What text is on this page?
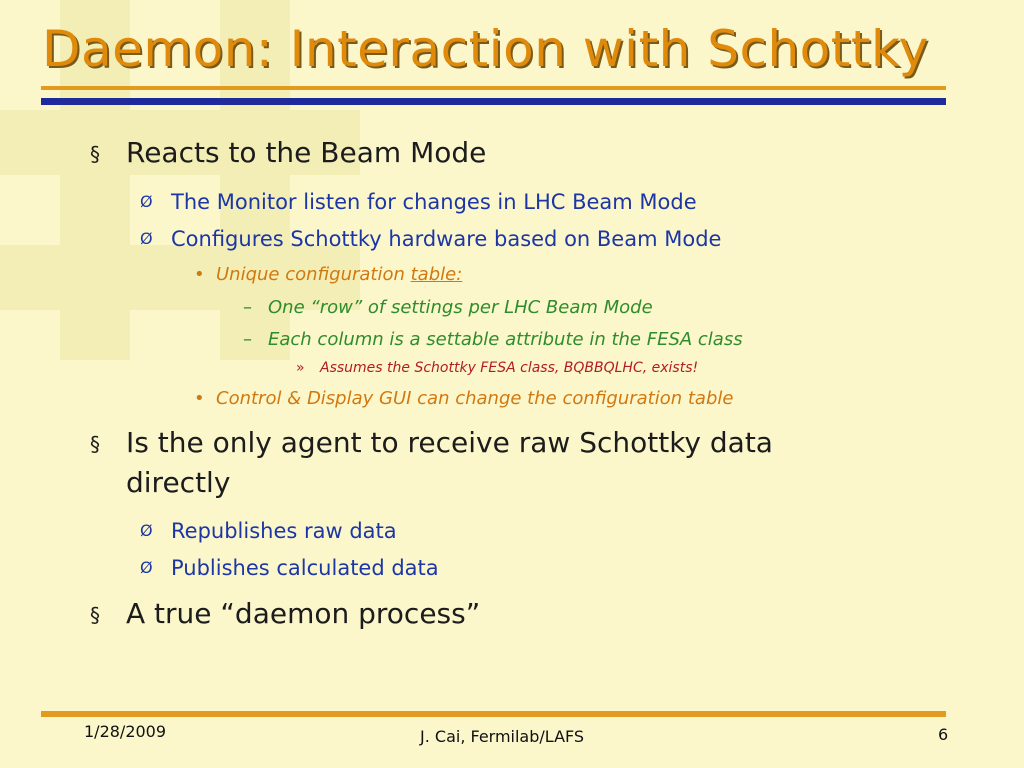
Daemon: Interaction with Schottky
§ Reacts to the Beam Mode
Ø The Monitor listen for changes in LHC Beam Mode
Ø Configures Schottky hardware based on Beam Mode
• Unique configuration table:
– One “row” of settings per LHC Beam Mode
– Each column is a settable attribute in the FESA class
» Assumes the Schottky FESA class, BQBBQLHC, exists!
• Control & Display GUI can change the configuration table
§ Is the only agent to receive raw Schottky data
directly
Ø Republishes raw data
Ø Publishes calculated data
§ A true “daemon process”
1/28/2009	J. Cai, Fermilab/LAFS	6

Your goal: Restate every record exactly, please; do not copy the pictures.

Response to the task:
What text is on this page?
Daemon: Interaction with Schottky
§ Reacts to the Beam Mode
Ø The Monitor listen for changes in LHC Beam Mode
Ø Configures Schottky hardware based on Beam Mode
• Unique configuration table:
– One “row” of settings per LHC Beam Mode
– Each column is a settable attribute in the FESA class
» Assumes the Schottky FESA class, BQBBQLHC, exists!
• Control & Display GUI can change the configuration table
§ Is the only agent to receive raw Schottky data
directly
Ø Republishes raw data
Ø Publishes calculated data
§ A true “daemon process”
1/28/2009	J. Cai, Fermilab/LAFS	6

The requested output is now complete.